===== EXTRACTED ENTRIES =====
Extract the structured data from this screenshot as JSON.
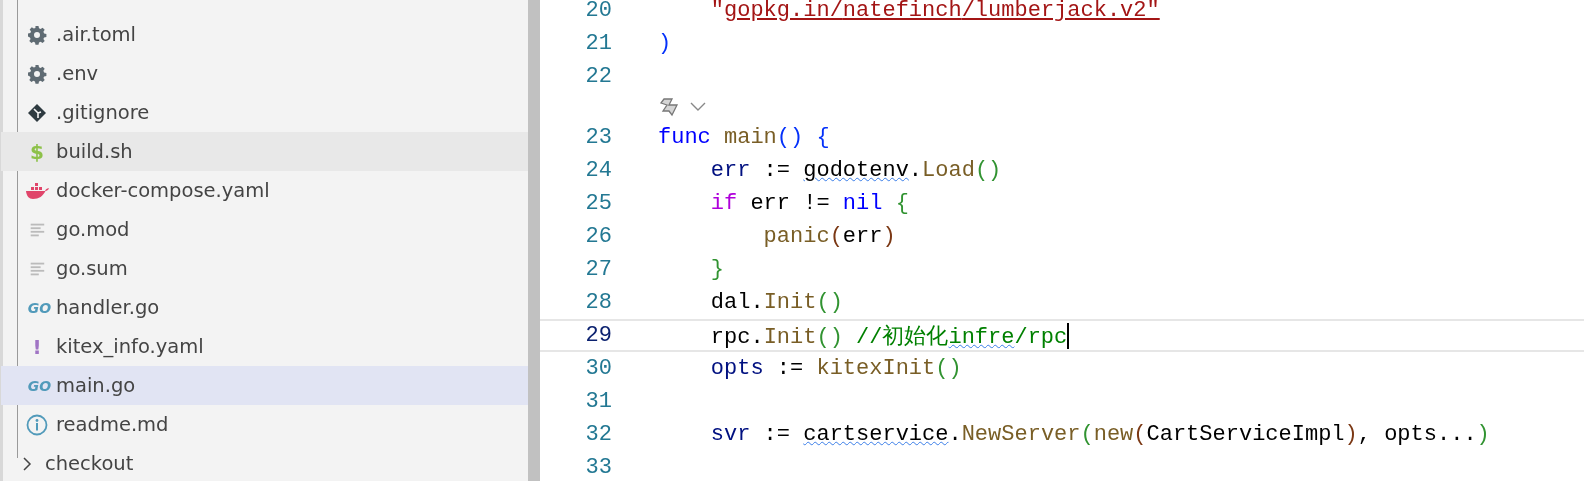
{
  "explorer": {
    "items": [
      {
        "kind": "gear",
        "name": ".air.toml",
        "selected": false,
        "hovered": false
      },
      {
        "kind": "gear",
        "name": ".env",
        "selected": false,
        "hovered": false
      },
      {
        "kind": "git",
        "name": ".gitignore",
        "selected": false,
        "hovered": false
      },
      {
        "kind": "shell",
        "glyph": "$",
        "name": "build.sh",
        "selected": false,
        "hovered": true
      },
      {
        "kind": "docker",
        "name": "docker-compose.yaml",
        "selected": false,
        "hovered": false
      },
      {
        "kind": "text",
        "name": "go.mod",
        "selected": false,
        "hovered": false
      },
      {
        "kind": "text",
        "name": "go.sum",
        "selected": false,
        "hovered": false
      },
      {
        "kind": "go",
        "glyph": "GO",
        "name": "handler.go",
        "selected": false,
        "hovered": false
      },
      {
        "kind": "yaml",
        "glyph": "!",
        "name": "kitex_info.yaml",
        "selected": false,
        "hovered": false
      },
      {
        "kind": "go",
        "glyph": "GO",
        "name": "main.go",
        "selected": true,
        "hovered": false
      },
      {
        "kind": "info",
        "name": "readme.md",
        "selected": false,
        "hovered": false
      },
      {
        "kind": "folder",
        "name": "checkout",
        "expanded": false,
        "selected": false,
        "hovered": false
      }
    ]
  },
  "editor": {
    "lines": [
      {
        "kind": "code",
        "number": "20",
        "current": false,
        "tokens": [
          {
            "text": "    \"",
            "kind": "str"
          },
          {
            "text": "gopkg.in/",
            "kind": "link"
          },
          {
            "text": "natefinch",
            "kind": "link-squiggle"
          },
          {
            "text": "/lumberjack.v2\"",
            "kind": "link"
          }
        ]
      },
      {
        "kind": "code",
        "number": "21",
        "current": false,
        "tokens": [
          {
            "text": ")",
            "kind": "b1"
          }
        ]
      },
      {
        "kind": "code",
        "number": "22",
        "current": false
      },
      {
        "kind": "lens"
      },
      {
        "kind": "code",
        "number": "23",
        "current": false,
        "tokens": [
          {
            "text": "func",
            "kind": "kw"
          },
          {
            "text": " main",
            "kind": "fn"
          },
          {
            "text": "()",
            "kind": "b1"
          },
          {
            "text": " {",
            "kind": "b1"
          }
        ]
      },
      {
        "kind": "code",
        "number": "24",
        "current": false,
        "tokens": [
          {
            "text": "    err",
            "kind": "var"
          },
          {
            "text": " := ",
            "kind": "op"
          },
          {
            "text": "godotenv",
            "kind": "op-squiggle"
          },
          {
            "text": ".",
            "kind": "op"
          },
          {
            "text": "Load",
            "kind": "fn"
          },
          {
            "text": "()",
            "kind": "b2"
          }
        ]
      },
      {
        "kind": "code",
        "number": "25",
        "current": false,
        "tokens": [
          {
            "text": "    if",
            "kind": "ctrl"
          },
          {
            "text": " err != ",
            "kind": "op"
          },
          {
            "text": "nil",
            "kind": "kw"
          },
          {
            "text": " {",
            "kind": "b2"
          }
        ]
      },
      {
        "kind": "code",
        "number": "26",
        "current": false,
        "tokens": [
          {
            "text": "        panic",
            "kind": "fn"
          },
          {
            "text": "(",
            "kind": "b3"
          },
          {
            "text": "err",
            "kind": "op"
          },
          {
            "text": ")",
            "kind": "b3"
          }
        ]
      },
      {
        "kind": "code",
        "number": "27",
        "current": false,
        "tokens": [
          {
            "text": "    }",
            "kind": "b2"
          }
        ]
      },
      {
        "kind": "code",
        "number": "28",
        "current": false,
        "tokens": [
          {
            "text": "    dal.",
            "kind": "op"
          },
          {
            "text": "Init",
            "kind": "fn"
          },
          {
            "text": "()",
            "kind": "b2"
          }
        ]
      },
      {
        "kind": "code",
        "number": "29",
        "current": true,
        "tokens": [
          {
            "text": "    rpc.",
            "kind": "op"
          },
          {
            "text": "Init",
            "kind": "fn"
          },
          {
            "text": "()",
            "kind": "b2"
          },
          {
            "text": " //初始化",
            "kind": "cm"
          },
          {
            "text": "infre",
            "kind": "cm-squiggle"
          },
          {
            "text": "/rpc",
            "kind": "cm"
          }
        ]
      },
      {
        "kind": "code",
        "number": "30",
        "current": false,
        "tokens": [
          {
            "text": "    opts",
            "kind": "var"
          },
          {
            "text": " := ",
            "kind": "op"
          },
          {
            "text": "kitexInit",
            "kind": "fn"
          },
          {
            "text": "()",
            "kind": "b2"
          }
        ]
      },
      {
        "kind": "code",
        "number": "31",
        "current": false
      },
      {
        "kind": "code",
        "number": "32",
        "current": false,
        "tokens": [
          {
            "text": "    svr",
            "kind": "var"
          },
          {
            "text": " := ",
            "kind": "op"
          },
          {
            "text": "cartservice",
            "kind": "op-squiggle"
          },
          {
            "text": ".",
            "kind": "op"
          },
          {
            "text": "NewServer",
            "kind": "fn"
          },
          {
            "text": "(",
            "kind": "b2"
          },
          {
            "text": "new",
            "kind": "fn"
          },
          {
            "text": "(",
            "kind": "b3"
          },
          {
            "text": "CartServiceImpl",
            "kind": "op"
          },
          {
            "text": ")",
            "kind": "b3"
          },
          {
            "text": ", opts...",
            "kind": "op"
          },
          {
            "text": ")",
            "kind": "b2"
          }
        ]
      },
      {
        "kind": "code",
        "number": "33",
        "current": false
      }
    ]
  }
}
=====
▶ [DIRECTION]:
Report only the number of lines that hold the string "name" in this listing.

▶ [ANSWER TO THIS TASK]:
12